REQUEST — Check each line of the listing, and copy it if it contains the word "screenshot".

DATA RECORDS —
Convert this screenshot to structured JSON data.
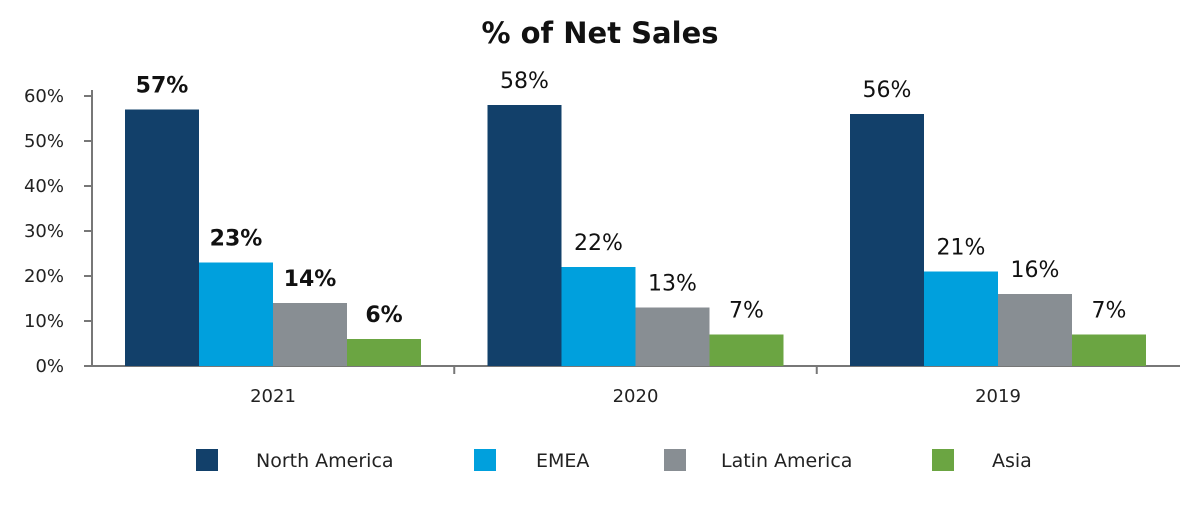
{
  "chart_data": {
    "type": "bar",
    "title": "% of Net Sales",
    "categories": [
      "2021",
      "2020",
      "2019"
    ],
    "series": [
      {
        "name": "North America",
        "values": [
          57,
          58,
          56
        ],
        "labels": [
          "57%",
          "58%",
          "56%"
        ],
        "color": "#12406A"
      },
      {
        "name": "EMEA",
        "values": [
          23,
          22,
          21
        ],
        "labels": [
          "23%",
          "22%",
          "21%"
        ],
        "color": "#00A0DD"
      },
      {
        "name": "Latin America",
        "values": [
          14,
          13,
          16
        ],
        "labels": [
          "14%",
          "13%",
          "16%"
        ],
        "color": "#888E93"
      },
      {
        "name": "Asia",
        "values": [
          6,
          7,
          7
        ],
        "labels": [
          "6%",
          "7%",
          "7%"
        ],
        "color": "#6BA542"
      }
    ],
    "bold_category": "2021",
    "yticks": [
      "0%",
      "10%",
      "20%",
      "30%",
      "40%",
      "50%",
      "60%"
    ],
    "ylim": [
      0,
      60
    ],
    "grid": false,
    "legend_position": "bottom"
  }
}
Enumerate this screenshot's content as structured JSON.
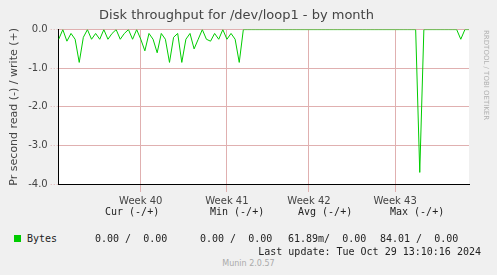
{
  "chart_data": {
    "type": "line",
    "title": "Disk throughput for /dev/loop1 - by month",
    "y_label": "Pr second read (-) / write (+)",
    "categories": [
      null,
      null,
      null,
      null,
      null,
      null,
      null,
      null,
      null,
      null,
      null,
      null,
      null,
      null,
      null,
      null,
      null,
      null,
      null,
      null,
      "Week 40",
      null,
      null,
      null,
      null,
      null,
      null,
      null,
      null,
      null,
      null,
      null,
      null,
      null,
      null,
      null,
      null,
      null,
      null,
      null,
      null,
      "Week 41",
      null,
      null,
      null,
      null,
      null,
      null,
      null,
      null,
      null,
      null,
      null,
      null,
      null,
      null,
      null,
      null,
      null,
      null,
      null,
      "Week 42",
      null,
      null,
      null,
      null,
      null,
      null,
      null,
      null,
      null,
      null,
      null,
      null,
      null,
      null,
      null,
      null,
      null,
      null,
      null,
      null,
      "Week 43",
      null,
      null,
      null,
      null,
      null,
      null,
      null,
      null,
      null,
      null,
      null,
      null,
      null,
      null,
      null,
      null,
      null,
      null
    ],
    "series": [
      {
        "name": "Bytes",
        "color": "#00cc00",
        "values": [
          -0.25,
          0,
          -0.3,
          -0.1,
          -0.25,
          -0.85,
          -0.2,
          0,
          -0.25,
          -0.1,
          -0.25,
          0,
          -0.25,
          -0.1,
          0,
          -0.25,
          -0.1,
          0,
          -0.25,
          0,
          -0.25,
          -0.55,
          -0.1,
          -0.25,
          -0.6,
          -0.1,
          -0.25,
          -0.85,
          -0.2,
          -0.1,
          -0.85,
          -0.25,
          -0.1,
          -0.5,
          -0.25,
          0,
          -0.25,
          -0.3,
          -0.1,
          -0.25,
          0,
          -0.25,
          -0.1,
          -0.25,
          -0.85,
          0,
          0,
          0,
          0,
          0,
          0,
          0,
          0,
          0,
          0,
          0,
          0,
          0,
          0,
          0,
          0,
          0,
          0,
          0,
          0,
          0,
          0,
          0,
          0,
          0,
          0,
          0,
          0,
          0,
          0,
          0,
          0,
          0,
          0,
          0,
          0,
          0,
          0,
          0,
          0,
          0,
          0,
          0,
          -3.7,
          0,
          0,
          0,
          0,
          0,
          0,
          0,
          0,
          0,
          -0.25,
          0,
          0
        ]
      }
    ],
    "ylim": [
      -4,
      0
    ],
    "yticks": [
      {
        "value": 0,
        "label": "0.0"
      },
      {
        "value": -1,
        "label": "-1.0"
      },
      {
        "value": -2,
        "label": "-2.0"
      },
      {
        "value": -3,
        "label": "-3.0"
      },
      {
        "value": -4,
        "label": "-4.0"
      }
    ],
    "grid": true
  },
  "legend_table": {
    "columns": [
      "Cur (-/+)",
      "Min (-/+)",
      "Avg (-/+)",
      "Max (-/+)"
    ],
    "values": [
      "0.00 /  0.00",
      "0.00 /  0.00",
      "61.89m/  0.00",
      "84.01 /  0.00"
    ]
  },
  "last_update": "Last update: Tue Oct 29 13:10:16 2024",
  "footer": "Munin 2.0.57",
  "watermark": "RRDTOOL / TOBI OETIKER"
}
--
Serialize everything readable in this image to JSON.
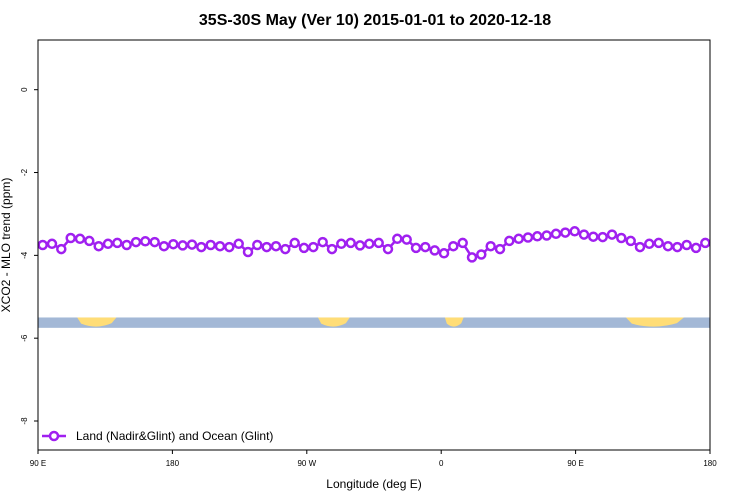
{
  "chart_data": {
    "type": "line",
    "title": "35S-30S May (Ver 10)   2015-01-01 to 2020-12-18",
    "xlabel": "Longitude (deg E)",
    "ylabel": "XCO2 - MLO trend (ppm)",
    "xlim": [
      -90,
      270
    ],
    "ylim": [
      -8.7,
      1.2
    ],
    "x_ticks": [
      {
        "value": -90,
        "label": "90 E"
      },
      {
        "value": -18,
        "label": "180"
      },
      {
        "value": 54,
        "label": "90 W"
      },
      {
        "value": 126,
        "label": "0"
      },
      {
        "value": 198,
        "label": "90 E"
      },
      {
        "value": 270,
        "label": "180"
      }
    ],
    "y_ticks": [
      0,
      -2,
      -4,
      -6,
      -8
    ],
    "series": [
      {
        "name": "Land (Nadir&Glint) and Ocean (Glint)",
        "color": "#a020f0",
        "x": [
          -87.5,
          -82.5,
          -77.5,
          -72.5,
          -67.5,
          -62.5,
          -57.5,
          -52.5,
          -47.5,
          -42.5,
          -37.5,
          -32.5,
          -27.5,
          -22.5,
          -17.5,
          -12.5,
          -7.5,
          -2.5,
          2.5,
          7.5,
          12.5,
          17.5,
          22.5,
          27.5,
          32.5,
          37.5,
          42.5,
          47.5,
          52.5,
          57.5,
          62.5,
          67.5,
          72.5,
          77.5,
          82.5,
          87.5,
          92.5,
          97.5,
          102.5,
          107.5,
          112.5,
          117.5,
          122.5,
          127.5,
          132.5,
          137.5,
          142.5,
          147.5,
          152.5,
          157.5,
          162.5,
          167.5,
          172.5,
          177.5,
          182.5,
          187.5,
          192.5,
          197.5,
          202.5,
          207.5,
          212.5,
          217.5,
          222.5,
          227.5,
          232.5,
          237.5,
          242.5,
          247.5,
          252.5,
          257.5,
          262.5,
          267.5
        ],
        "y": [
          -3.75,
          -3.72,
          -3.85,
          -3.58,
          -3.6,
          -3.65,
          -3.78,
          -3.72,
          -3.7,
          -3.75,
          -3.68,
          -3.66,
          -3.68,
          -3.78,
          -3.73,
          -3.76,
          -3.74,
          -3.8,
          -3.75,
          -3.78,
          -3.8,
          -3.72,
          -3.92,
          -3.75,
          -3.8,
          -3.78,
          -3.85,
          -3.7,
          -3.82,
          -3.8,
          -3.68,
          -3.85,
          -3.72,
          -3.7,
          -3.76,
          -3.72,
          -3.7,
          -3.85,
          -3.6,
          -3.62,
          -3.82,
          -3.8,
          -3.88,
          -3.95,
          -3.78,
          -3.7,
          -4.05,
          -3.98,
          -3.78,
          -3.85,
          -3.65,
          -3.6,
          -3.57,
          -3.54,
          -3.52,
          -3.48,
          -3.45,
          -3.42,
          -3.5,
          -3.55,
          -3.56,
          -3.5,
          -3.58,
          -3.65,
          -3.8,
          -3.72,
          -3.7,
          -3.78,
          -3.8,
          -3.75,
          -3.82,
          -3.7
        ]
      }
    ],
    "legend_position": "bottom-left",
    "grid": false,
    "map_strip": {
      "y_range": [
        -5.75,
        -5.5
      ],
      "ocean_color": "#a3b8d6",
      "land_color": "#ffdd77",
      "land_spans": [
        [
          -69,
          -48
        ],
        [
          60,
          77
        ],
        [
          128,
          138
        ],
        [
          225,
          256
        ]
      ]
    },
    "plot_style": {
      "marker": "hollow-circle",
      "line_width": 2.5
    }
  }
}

RESULT —
Convert this screenshot to structured JSON data.
Enumerate this screenshot's content as structured JSON.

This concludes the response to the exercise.